* _Written task_
Please rewrite the material below, swapping every "y2-tick-label" for "right-tick-label" and leaving everything else as it is.

[start of Task inputs]

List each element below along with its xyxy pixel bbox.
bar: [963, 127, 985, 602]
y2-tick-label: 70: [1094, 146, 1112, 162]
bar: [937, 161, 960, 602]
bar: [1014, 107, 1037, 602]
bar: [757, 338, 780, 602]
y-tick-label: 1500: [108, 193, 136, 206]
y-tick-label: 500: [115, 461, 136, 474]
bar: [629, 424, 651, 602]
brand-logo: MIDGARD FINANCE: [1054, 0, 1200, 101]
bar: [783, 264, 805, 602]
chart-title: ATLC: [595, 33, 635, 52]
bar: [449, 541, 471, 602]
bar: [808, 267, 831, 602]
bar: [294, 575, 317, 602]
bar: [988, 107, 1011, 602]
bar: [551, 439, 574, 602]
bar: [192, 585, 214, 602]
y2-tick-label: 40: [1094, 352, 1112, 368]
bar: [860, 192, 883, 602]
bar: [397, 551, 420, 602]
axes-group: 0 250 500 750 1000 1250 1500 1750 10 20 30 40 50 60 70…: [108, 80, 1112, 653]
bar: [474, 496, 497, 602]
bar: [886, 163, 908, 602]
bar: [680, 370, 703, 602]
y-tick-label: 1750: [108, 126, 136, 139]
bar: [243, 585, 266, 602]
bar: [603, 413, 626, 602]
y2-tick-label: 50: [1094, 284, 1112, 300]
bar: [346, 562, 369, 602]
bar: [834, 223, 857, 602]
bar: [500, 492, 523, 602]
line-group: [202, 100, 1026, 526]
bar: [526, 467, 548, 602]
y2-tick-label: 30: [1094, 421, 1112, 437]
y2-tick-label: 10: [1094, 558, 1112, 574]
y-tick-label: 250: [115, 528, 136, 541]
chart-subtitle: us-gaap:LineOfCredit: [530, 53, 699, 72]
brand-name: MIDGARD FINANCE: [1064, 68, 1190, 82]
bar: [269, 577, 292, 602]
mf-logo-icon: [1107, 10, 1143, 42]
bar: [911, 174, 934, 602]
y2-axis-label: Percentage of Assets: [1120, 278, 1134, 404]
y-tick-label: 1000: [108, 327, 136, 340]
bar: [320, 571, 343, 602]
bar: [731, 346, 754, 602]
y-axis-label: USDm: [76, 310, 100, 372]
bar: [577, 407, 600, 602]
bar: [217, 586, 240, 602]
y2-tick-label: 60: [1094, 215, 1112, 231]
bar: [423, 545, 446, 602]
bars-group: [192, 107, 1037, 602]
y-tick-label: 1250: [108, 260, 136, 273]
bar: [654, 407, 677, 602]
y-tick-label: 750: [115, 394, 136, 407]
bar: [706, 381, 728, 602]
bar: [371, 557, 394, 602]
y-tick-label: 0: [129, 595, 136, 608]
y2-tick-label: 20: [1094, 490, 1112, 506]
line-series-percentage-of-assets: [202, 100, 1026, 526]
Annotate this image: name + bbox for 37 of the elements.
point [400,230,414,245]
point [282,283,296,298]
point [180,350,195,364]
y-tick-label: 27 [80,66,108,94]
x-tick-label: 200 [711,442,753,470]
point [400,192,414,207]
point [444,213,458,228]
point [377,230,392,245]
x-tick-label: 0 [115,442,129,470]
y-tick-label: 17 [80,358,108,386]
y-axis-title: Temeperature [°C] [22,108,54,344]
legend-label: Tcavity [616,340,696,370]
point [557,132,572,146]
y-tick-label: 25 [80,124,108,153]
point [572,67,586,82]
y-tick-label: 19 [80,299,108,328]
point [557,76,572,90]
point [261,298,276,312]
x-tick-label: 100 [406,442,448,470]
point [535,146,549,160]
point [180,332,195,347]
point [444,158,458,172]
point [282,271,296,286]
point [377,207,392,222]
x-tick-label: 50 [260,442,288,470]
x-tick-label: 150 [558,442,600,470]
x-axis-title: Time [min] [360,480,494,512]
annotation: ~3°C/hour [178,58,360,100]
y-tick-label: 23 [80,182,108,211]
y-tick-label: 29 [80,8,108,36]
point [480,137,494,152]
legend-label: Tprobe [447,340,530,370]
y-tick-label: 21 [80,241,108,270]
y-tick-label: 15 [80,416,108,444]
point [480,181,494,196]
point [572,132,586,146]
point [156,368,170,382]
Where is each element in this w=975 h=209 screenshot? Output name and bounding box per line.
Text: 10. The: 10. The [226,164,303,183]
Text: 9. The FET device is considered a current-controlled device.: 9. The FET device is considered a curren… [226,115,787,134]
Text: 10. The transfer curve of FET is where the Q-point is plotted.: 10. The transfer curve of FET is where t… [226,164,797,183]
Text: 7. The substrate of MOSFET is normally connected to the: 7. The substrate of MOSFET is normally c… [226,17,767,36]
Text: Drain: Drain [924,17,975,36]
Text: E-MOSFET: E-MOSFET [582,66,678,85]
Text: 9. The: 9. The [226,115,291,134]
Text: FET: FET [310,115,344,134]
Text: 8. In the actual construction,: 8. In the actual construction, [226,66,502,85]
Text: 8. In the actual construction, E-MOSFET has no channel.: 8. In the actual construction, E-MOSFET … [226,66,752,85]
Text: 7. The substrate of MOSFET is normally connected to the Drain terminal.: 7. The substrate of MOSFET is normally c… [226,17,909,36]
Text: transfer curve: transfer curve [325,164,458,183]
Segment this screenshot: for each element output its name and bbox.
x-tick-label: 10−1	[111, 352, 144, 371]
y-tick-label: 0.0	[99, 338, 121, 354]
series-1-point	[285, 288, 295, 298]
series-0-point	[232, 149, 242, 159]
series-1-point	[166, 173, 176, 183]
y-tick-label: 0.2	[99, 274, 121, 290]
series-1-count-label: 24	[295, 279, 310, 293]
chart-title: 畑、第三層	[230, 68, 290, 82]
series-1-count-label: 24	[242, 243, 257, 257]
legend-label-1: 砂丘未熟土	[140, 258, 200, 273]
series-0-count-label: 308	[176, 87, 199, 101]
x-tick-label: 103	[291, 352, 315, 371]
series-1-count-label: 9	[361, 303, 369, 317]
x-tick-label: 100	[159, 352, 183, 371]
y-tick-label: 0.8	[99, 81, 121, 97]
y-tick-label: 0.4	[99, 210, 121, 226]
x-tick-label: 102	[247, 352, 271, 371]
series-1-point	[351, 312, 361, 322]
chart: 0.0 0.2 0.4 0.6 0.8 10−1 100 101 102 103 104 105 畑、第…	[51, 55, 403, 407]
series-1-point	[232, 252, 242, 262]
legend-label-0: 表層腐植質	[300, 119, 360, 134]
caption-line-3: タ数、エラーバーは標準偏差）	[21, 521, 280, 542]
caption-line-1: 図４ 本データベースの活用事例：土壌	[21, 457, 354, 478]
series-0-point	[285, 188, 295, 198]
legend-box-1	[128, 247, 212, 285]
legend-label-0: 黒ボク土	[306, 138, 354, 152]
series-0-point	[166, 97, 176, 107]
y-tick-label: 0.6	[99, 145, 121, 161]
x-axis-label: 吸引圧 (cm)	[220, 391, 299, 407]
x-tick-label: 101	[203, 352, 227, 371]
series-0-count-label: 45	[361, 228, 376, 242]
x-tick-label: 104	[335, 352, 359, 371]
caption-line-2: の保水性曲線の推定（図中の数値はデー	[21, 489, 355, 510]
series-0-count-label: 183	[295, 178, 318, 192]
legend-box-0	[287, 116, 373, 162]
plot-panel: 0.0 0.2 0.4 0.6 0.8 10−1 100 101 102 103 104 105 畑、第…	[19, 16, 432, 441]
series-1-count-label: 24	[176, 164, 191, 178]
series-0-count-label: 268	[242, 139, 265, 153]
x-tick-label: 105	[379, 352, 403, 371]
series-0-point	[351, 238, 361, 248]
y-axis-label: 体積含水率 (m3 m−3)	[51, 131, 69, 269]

[end of Task inputs]

* _Task result_
List each element below along with its xyxy pixel bbox.
bar: [963, 127, 985, 602]
right-tick-label: 70: [1094, 146, 1112, 162]
bar: [937, 161, 960, 602]
bar: [1014, 107, 1037, 602]
bar: [757, 338, 780, 602]
y-tick-label: 1500: [108, 193, 136, 206]
y-tick-label: 500: [115, 461, 136, 474]
bar: [629, 424, 651, 602]
brand-logo: MIDGARD FINANCE: [1054, 0, 1200, 101]
bar: [783, 264, 805, 602]
chart-title: ATLC: [595, 33, 635, 52]
bar: [449, 541, 471, 602]
bar: [808, 267, 831, 602]
bar: [294, 575, 317, 602]
bar: [988, 107, 1011, 602]
bar: [551, 439, 574, 602]
bar: [192, 585, 214, 602]
right-tick-label: 40: [1094, 352, 1112, 368]
bar: [860, 192, 883, 602]
bar: [397, 551, 420, 602]
axes-group: 0 250 500 750 1000 1250 1500 1750 10 20 30 40 50 60 70…: [108, 80, 1112, 653]
bar: [474, 496, 497, 602]
bar: [886, 163, 908, 602]
bar: [680, 370, 703, 602]
y-tick-label: 1750: [108, 126, 136, 139]
bar: [243, 585, 266, 602]
bar: [603, 413, 626, 602]
right-tick-label: 50: [1094, 284, 1112, 300]
bar: [346, 562, 369, 602]
bar: [834, 223, 857, 602]
bar: [500, 492, 523, 602]
line-group: [202, 100, 1026, 526]
bar: [526, 467, 548, 602]
right-tick-label: 30: [1094, 421, 1112, 437]
right-tick-label: 10: [1094, 558, 1112, 574]
y-tick-label: 250: [115, 528, 136, 541]
chart-subtitle: us-gaap:LineOfCredit: [530, 53, 699, 72]
brand-name: MIDGARD FINANCE: [1064, 68, 1190, 82]
bar: [269, 577, 292, 602]
mf-logo-icon: [1107, 10, 1143, 42]
bar: [911, 174, 934, 602]
y2-axis-label: Percentage of Assets: [1120, 278, 1134, 404]
y-tick-label: 1000: [108, 327, 136, 340]
bar: [320, 571, 343, 602]
bar: [731, 346, 754, 602]
y-axis-label: USDm: [76, 310, 100, 372]
bar: [577, 407, 600, 602]
bar: [217, 586, 240, 602]
right-tick-label: 60: [1094, 215, 1112, 231]
bar: [423, 545, 446, 602]
bars-group: [192, 107, 1037, 602]
y-tick-label: 1250: [108, 260, 136, 273]
bar: [654, 407, 677, 602]
y-tick-label: 750: [115, 394, 136, 407]
bar: [706, 381, 728, 602]
bar: [371, 557, 394, 602]
y-tick-label: 0: [129, 595, 136, 608]
right-tick-label: 20: [1094, 490, 1112, 506]
line-series-percentage-of-assets: [202, 100, 1026, 526]
Annotate this image: name + bbox for 37 of the elements.
point [400,230,414,245]
point [282,283,296,298]
point [180,350,195,364]
y-tick-label: 27 [80,66,108,94]
x-tick-label: 200 [711,442,753,470]
point [400,192,414,207]
point [444,213,458,228]
point [377,230,392,245]
x-tick-label: 0 [115,442,129,470]
y-tick-label: 17 [80,358,108,386]
y-axis-title: Temeperature [°C] [22,108,54,344]
legend-label: Tcavity [616,340,696,370]
point [557,132,572,146]
y-tick-label: 25 [80,124,108,153]
point [572,67,586,82]
y-tick-label: 19 [80,299,108,328]
point [557,76,572,90]
point [261,298,276,312]
x-tick-label: 100 [406,442,448,470]
point [535,146,549,160]
point [180,332,195,347]
point [444,158,458,172]
point [282,271,296,286]
point [377,207,392,222]
x-tick-label: 50 [260,442,288,470]
x-tick-label: 150 [558,442,600,470]
x-axis-title: Time [min] [360,480,494,512]
annotation: ~3°C/hour [178,58,360,100]
y-tick-label: 23 [80,182,108,211]
y-tick-label: 29 [80,8,108,36]
point [480,137,494,152]
legend-label: Tprobe [447,340,530,370]
y-tick-label: 21 [80,241,108,270]
y-tick-label: 15 [80,416,108,444]
point [480,181,494,196]
point [572,132,586,146]
point [156,368,170,382]
Where is each element in this w=975 h=209 screenshot? Output name and bounding box per line.
Text: 10. The: 10. The [226,164,303,183]
Text: 9. The FET device is considered a current-controlled device.: 9. The FET device is considered a curren… [226,115,787,134]
Text: 10. The transfer curve of FET is where the Q-point is plotted.: 10. The transfer curve of FET is where t… [226,164,797,183]
Text: 7. The substrate of MOSFET is normally connected to the: 7. The substrate of MOSFET is normally c… [226,17,767,36]
Text: Drain: Drain [924,17,975,36]
Text: E-MOSFET: E-MOSFET [582,66,678,85]
Text: 9. The: 9. The [226,115,291,134]
Text: FET: FET [310,115,344,134]
Text: 8. In the actual construction,: 8. In the actual construction, [226,66,502,85]
Text: 8. In the actual construction, E-MOSFET has no channel.: 8. In the actual construction, E-MOSFET … [226,66,752,85]
Text: 7. The substrate of MOSFET is normally connected to the Drain terminal.: 7. The substrate of MOSFET is normally c… [226,17,909,36]
Text: transfer curve: transfer curve [325,164,458,183]
Segment this screenshot: for each element output its name and bbox.
x-tick-label: 10−1	[111, 352, 144, 371]
y-tick-label: 0.0	[99, 338, 121, 354]
series-1-point	[285, 288, 295, 298]
series-0-point	[232, 149, 242, 159]
series-1-point	[166, 173, 176, 183]
y-tick-label: 0.2	[99, 274, 121, 290]
series-1-count-label: 24	[295, 279, 310, 293]
chart-title: 畑、第三層	[230, 68, 290, 82]
series-1-count-label: 24	[242, 243, 257, 257]
legend-label-1: 砂丘未熟土	[140, 258, 200, 273]
series-0-count-label: 308	[176, 87, 199, 101]
x-tick-label: 103	[291, 352, 315, 371]
series-1-count-label: 9	[361, 303, 369, 317]
x-tick-label: 100	[159, 352, 183, 371]
y-tick-label: 0.8	[99, 81, 121, 97]
y-tick-label: 0.4	[99, 210, 121, 226]
x-tick-label: 102	[247, 352, 271, 371]
series-1-point	[351, 312, 361, 322]
chart: 0.0 0.2 0.4 0.6 0.8 10−1 100 101 102 103 104 105 畑、第…	[51, 55, 403, 407]
series-1-point	[232, 252, 242, 262]
legend-label-0: 表層腐植質	[300, 119, 360, 134]
caption-line-3: タ数、エラーバーは標準偏差）	[21, 521, 280, 542]
caption-line-1: 図４ 本データベースの活用事例：土壌	[21, 457, 354, 478]
series-0-point	[285, 188, 295, 198]
legend-box-1	[128, 247, 212, 285]
legend-label-0: 黒ボク土	[306, 138, 354, 152]
series-0-point	[166, 97, 176, 107]
y-tick-label: 0.6	[99, 145, 121, 161]
x-axis-label: 吸引圧 (cm)	[220, 391, 299, 407]
x-tick-label: 101	[203, 352, 227, 371]
series-0-count-label: 45	[361, 228, 376, 242]
x-tick-label: 104	[335, 352, 359, 371]
caption-line-2: の保水性曲線の推定（図中の数値はデー	[21, 489, 355, 510]
series-0-count-label: 183	[295, 178, 318, 192]
legend-box-0	[287, 116, 373, 162]
plot-panel: 0.0 0.2 0.4 0.6 0.8 10−1 100 101 102 103 104 105 畑、第…	[19, 16, 432, 441]
series-1-count-label: 24	[176, 164, 191, 178]
series-0-count-label: 268	[242, 139, 265, 153]
x-tick-label: 105	[379, 352, 403, 371]
series-0-point	[351, 238, 361, 248]
y-axis-label: 体積含水率 (m3 m−3)	[51, 131, 69, 269]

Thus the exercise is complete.